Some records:
----
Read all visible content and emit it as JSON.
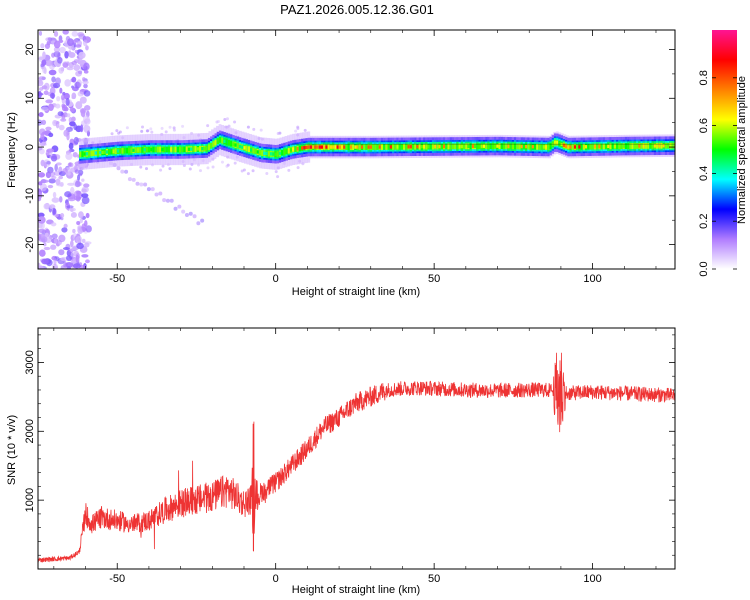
{
  "title": "PAZ1.2026.005.12.36.G01",
  "chart_data": [
    {
      "type": "heatmap",
      "name": "spectrogram",
      "xlabel": "Height of straight line (km)",
      "ylabel": "Frequency (Hz)",
      "xlim": [
        -75,
        126
      ],
      "ylim": [
        -25,
        24
      ],
      "xticks": [
        -50,
        0,
        50,
        100
      ],
      "yticks": [
        -20,
        -10,
        0,
        10,
        20
      ],
      "colorbar": {
        "label": "Normalized spectral amplitude",
        "range": [
          0,
          1
        ],
        "ticks": [
          0.0,
          0.2,
          0.4,
          0.6,
          0.8
        ],
        "colors": [
          "#ffffff",
          "#b07cff",
          "#0000ff",
          "#00ffff",
          "#00ff00",
          "#ffff00",
          "#ff8000",
          "#ff0000",
          "#ff1493"
        ]
      },
      "main_track": {
        "x": [
          -62,
          -50,
          -40,
          -30,
          -22,
          -18,
          -12,
          -5,
          0,
          5,
          10,
          30,
          50,
          70,
          86,
          88,
          92,
          110,
          126
        ],
        "freq": [
          -1.5,
          -0.8,
          -0.5,
          -0.5,
          -0.3,
          1.5,
          0.2,
          -1.2,
          -1.5,
          -0.5,
          0.0,
          0.0,
          0.1,
          0.2,
          0.0,
          1.0,
          0.0,
          0.2,
          0.3
        ],
        "amplitude": [
          0.5,
          0.55,
          0.55,
          0.55,
          0.55,
          0.5,
          0.6,
          0.5,
          0.5,
          0.6,
          0.85,
          0.8,
          0.7,
          0.7,
          0.65,
          0.55,
          0.85,
          0.7,
          0.7
        ]
      }
    },
    {
      "type": "line",
      "name": "snr",
      "xlabel": "Height of straight line (km)",
      "ylabel": "SNR (10 * v/v)",
      "xlim": [
        -75,
        126
      ],
      "ylim": [
        0,
        3500
      ],
      "xticks": [
        -50,
        0,
        50,
        100
      ],
      "yticks": [
        1000,
        2000,
        3000
      ],
      "color": "#ee3333",
      "series": [
        {
          "x": [
            -75,
            -65,
            -62,
            -60,
            -58,
            -55,
            -50,
            -45,
            -40,
            -35,
            -30,
            -25,
            -20,
            -15,
            -10,
            -5,
            0,
            5,
            10,
            15,
            20,
            25,
            30,
            35,
            40,
            45,
            50,
            60,
            70,
            80,
            85,
            88,
            90,
            92,
            95,
            100,
            110,
            120,
            126
          ],
          "y": [
            130,
            160,
            250,
            800,
            650,
            750,
            700,
            650,
            700,
            850,
            950,
            1000,
            1050,
            1150,
            950,
            1100,
            1250,
            1500,
            1750,
            2050,
            2200,
            2400,
            2500,
            2600,
            2620,
            2630,
            2620,
            2600,
            2590,
            2600,
            2600,
            2580,
            2600,
            2550,
            2560,
            2570,
            2550,
            2530,
            2520
          ]
        }
      ]
    }
  ]
}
----
EXERCISE: Repeat the records above exactly, leaving out any pictures they contain.

OUTPUT OF THE EXERCISE:
Read all visible content and emit it as JSON.
{
  "title": "PAZ1.2026.005.12.36.G01",
  "chart_data": [
    {
      "type": "heatmap",
      "name": "spectrogram",
      "xlabel": "Height of straight line (km)",
      "ylabel": "Frequency (Hz)",
      "xlim": [
        -75,
        126
      ],
      "ylim": [
        -25,
        24
      ],
      "xticks": [
        -50,
        0,
        50,
        100
      ],
      "yticks": [
        -20,
        -10,
        0,
        10,
        20
      ],
      "colorbar": {
        "label": "Normalized spectral amplitude",
        "range": [
          0,
          1
        ],
        "ticks": [
          0.0,
          0.2,
          0.4,
          0.6,
          0.8
        ],
        "colors": [
          "#ffffff",
          "#b07cff",
          "#0000ff",
          "#00ffff",
          "#00ff00",
          "#ffff00",
          "#ff8000",
          "#ff0000",
          "#ff1493"
        ]
      },
      "main_track": {
        "x": [
          -62,
          -50,
          -40,
          -30,
          -22,
          -18,
          -12,
          -5,
          0,
          5,
          10,
          30,
          50,
          70,
          86,
          88,
          92,
          110,
          126
        ],
        "freq": [
          -1.5,
          -0.8,
          -0.5,
          -0.5,
          -0.3,
          1.5,
          0.2,
          -1.2,
          -1.5,
          -0.5,
          0.0,
          0.0,
          0.1,
          0.2,
          0.0,
          1.0,
          0.0,
          0.2,
          0.3
        ],
        "amplitude": [
          0.5,
          0.55,
          0.55,
          0.55,
          0.55,
          0.5,
          0.6,
          0.5,
          0.5,
          0.6,
          0.85,
          0.8,
          0.7,
          0.7,
          0.65,
          0.55,
          0.85,
          0.7,
          0.7
        ]
      }
    },
    {
      "type": "line",
      "name": "snr",
      "xlabel": "Height of straight line (km)",
      "ylabel": "SNR (10 * v/v)",
      "xlim": [
        -75,
        126
      ],
      "ylim": [
        0,
        3500
      ],
      "xticks": [
        -50,
        0,
        50,
        100
      ],
      "yticks": [
        1000,
        2000,
        3000
      ],
      "color": "#ee3333",
      "series": [
        {
          "x": [
            -75,
            -65,
            -62,
            -60,
            -58,
            -55,
            -50,
            -45,
            -40,
            -35,
            -30,
            -25,
            -20,
            -15,
            -10,
            -5,
            0,
            5,
            10,
            15,
            20,
            25,
            30,
            35,
            40,
            45,
            50,
            60,
            70,
            80,
            85,
            88,
            90,
            92,
            95,
            100,
            110,
            120,
            126
          ],
          "y": [
            130,
            160,
            250,
            800,
            650,
            750,
            700,
            650,
            700,
            850,
            950,
            1000,
            1050,
            1150,
            950,
            1100,
            1250,
            1500,
            1750,
            2050,
            2200,
            2400,
            2500,
            2600,
            2620,
            2630,
            2620,
            2600,
            2590,
            2600,
            2600,
            2580,
            2600,
            2550,
            2560,
            2570,
            2550,
            2530,
            2520
          ]
        }
      ]
    }
  ]
}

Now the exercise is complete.